"""

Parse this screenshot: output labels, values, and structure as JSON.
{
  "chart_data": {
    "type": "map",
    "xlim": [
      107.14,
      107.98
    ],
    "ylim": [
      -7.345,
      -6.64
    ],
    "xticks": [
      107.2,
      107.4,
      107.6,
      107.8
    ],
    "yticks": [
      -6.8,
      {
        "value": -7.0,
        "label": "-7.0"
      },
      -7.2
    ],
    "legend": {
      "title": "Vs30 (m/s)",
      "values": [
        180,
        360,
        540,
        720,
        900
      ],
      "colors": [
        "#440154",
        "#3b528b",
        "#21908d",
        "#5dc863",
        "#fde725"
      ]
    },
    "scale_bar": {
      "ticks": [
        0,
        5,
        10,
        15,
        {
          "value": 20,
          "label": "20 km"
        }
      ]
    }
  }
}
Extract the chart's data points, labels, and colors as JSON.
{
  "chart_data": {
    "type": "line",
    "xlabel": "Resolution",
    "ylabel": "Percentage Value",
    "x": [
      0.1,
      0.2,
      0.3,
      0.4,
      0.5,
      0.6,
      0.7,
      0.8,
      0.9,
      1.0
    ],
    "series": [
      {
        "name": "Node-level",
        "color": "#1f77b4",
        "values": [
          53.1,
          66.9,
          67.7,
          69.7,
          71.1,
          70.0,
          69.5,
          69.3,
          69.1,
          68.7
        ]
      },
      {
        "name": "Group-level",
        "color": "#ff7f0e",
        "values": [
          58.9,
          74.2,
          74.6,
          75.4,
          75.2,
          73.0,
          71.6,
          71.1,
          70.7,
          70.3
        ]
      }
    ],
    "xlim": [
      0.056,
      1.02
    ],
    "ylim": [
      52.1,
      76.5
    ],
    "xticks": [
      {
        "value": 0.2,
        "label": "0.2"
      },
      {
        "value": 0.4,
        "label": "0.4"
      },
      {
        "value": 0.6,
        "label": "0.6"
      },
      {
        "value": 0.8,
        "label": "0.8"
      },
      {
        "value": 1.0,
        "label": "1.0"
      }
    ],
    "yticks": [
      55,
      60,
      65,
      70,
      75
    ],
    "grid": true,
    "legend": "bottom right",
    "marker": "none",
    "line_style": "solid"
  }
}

"""

__Short exercise__
Give an exact repetition of all the material.

__Finished exercise__
Parse this screenshot: output labels, values, and structure as JSON.
{
  "chart_data": {
    "type": "map",
    "xlim": [
      107.14,
      107.98
    ],
    "ylim": [
      -7.345,
      -6.64
    ],
    "xticks": [
      107.2,
      107.4,
      107.6,
      107.8
    ],
    "yticks": [
      -6.8,
      {
        "value": -7.0,
        "label": "-7.0"
      },
      -7.2
    ],
    "legend": {
      "title": "Vs30 (m/s)",
      "values": [
        180,
        360,
        540,
        720,
        900
      ],
      "colors": [
        "#440154",
        "#3b528b",
        "#21908d",
        "#5dc863",
        "#fde725"
      ]
    },
    "scale_bar": {
      "ticks": [
        0,
        5,
        10,
        15,
        {
          "value": 20,
          "label": "20 km"
        }
      ]
    }
  }
}
Extract the chart's data points, labels, and colors as JSON.
{
  "chart_data": {
    "type": "line",
    "xlabel": "Resolution",
    "ylabel": "Percentage Value",
    "x": [
      0.1,
      0.2,
      0.3,
      0.4,
      0.5,
      0.6,
      0.7,
      0.8,
      0.9,
      1.0
    ],
    "series": [
      {
        "name": "Node-level",
        "color": "#1f77b4",
        "values": [
          53.1,
          66.9,
          67.7,
          69.7,
          71.1,
          70.0,
          69.5,
          69.3,
          69.1,
          68.7
        ]
      },
      {
        "name": "Group-level",
        "color": "#ff7f0e",
        "values": [
          58.9,
          74.2,
          74.6,
          75.4,
          75.2,
          73.0,
          71.6,
          71.1,
          70.7,
          70.3
        ]
      }
    ],
    "xlim": [
      0.056,
      1.02
    ],
    "ylim": [
      52.1,
      76.5
    ],
    "xticks": [
      {
        "value": 0.2,
        "label": "0.2"
      },
      {
        "value": 0.4,
        "label": "0.4"
      },
      {
        "value": 0.6,
        "label": "0.6"
      },
      {
        "value": 0.8,
        "label": "0.8"
      },
      {
        "value": 1.0,
        "label": "1.0"
      }
    ],
    "yticks": [
      55,
      60,
      65,
      70,
      75
    ],
    "grid": true,
    "legend": "bottom right",
    "marker": "none",
    "line_style": "solid"
  }
}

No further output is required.